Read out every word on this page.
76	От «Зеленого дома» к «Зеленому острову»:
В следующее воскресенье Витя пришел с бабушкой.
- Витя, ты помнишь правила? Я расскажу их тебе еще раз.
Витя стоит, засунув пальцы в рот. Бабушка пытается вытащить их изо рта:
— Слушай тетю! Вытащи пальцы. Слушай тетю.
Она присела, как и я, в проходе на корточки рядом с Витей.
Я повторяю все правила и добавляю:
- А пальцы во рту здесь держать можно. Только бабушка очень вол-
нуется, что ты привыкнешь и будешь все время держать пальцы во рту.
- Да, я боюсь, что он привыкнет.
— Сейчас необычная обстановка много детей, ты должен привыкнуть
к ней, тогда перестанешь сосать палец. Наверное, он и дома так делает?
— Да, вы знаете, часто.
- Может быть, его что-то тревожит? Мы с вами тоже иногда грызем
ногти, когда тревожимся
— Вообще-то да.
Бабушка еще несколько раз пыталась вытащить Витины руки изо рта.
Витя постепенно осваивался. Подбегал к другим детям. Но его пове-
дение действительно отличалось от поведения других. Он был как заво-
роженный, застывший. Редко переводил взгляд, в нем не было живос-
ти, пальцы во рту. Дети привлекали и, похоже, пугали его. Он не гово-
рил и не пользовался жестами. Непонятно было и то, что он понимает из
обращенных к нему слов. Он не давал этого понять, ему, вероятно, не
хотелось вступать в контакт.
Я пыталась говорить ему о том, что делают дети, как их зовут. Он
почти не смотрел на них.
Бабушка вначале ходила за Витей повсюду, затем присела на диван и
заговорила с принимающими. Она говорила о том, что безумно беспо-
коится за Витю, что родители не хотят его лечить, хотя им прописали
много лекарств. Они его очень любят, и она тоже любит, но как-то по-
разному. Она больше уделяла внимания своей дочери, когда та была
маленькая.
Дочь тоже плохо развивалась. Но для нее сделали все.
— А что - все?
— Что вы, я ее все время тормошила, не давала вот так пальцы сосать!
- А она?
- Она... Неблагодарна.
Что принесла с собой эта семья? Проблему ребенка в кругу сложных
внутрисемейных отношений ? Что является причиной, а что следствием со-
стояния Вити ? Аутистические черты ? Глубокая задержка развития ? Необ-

—————

• What to produce
The listing above should be transcribed in full, exactly as written.

• Solution below
Read out every word on this page.
76	От «Зеленого дома» к «Зеленому острову»:
В следующее воскресенье Витя пришел с бабушкой.
- Витя, ты помнишь правила? Я расскажу их тебе еще раз.
Витя стоит, засунув пальцы в рот. Бабушка пытается вытащить их изо рта:
— Слушай тетю! Вытащи пальцы. Слушай тетю.
Она присела, как и я, в проходе на корточки рядом с Витей.
Я повторяю все правила и добавляю:
- А пальцы во рту здесь держать можно. Только бабушка очень вол-
нуется, что ты привыкнешь и будешь все время держать пальцы во рту.
- Да, я боюсь, что он привыкнет.
— Сейчас необычная обстановка много детей, ты должен привыкнуть
к ней, тогда перестанешь сосать палец. Наверное, он и дома так делает?
— Да, вы знаете, часто.
- Может быть, его что-то тревожит? Мы с вами тоже иногда грызем
ногти, когда тревожимся
— Вообще-то да.
Бабушка еще несколько раз пыталась вытащить Витины руки изо рта.
Витя постепенно осваивался. Подбегал к другим детям. Но его пове-
дение действительно отличалось от поведения других. Он был как заво-
роженный, застывший. Редко переводил взгляд, в нем не было живос-
ти, пальцы во рту. Дети привлекали и, похоже, пугали его. Он не гово-
рил и не пользовался жестами. Непонятно было и то, что он понимает из
обращенных к нему слов. Он не давал этого понять, ему, вероятно, не
хотелось вступать в контакт.
Я пыталась говорить ему о том, что делают дети, как их зовут. Он
почти не смотрел на них.
Бабушка вначале ходила за Витей повсюду, затем присела на диван и
заговорила с принимающими. Она говорила о том, что безумно беспо-
коится за Витю, что родители не хотят его лечить, хотя им прописали
много лекарств. Они его очень любят, и она тоже любит, но как-то по-
разному. Она больше уделяла внимания своей дочери, когда та была
маленькая.
Дочь тоже плохо развивалась. Но для нее сделали все.
— А что - все?
— Что вы, я ее все время тормошила, не давала вот так пальцы сосать!
- А она?
- Она... Неблагодарна.
Что принесла с собой эта семья? Проблему ребенка в кругу сложных
внутрисемейных отношений ? Что является причиной, а что следствием со-
стояния Вити ? Аутистические черты ? Глубокая задержка развития ? Необ-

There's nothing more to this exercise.